## Work to do
Locate all lines in the data below that hold "BORRAR" and show them.
>>>>>
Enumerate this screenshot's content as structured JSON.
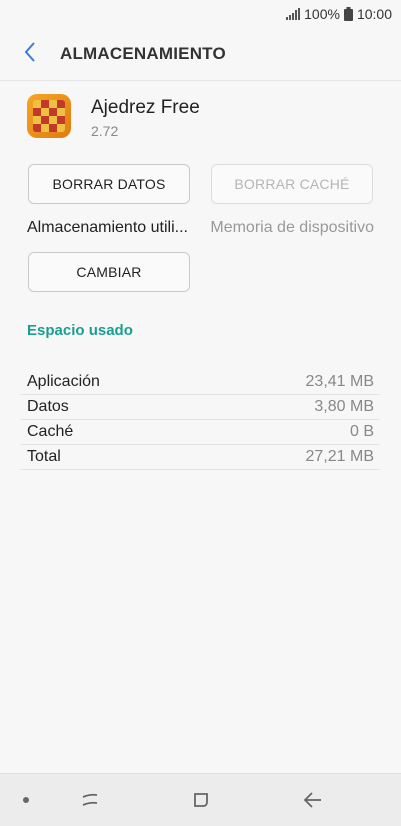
{
  "status_bar": {
    "battery": "100%",
    "time": "10:00"
  },
  "header": {
    "title": "ALMACENAMIENTO"
  },
  "app": {
    "name": "Ajedrez Free",
    "version": "2.72"
  },
  "buttons": {
    "clear_data": "BORRAR DATOS",
    "clear_cache": "BORRAR CACHÉ",
    "change": "CAMBIAR"
  },
  "storage": {
    "label": "Almacenamiento utili...",
    "value": "Memoria de dispositivo"
  },
  "section": {
    "title": "Espacio usado"
  },
  "usage": [
    {
      "label": "Aplicación",
      "value": "23,41 MB"
    },
    {
      "label": "Datos",
      "value": "3,80 MB"
    },
    {
      "label": "Caché",
      "value": "0 B"
    },
    {
      "label": "Total",
      "value": "27,21 MB"
    }
  ],
  "colors": {
    "accent": "#1a9e8f",
    "back_arrow": "#3a7bd5"
  }
}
<<<<<
## Complete answer
    "clear_data": "BORRAR DATOS",
    "clear_cache": "BORRAR CACHÉ",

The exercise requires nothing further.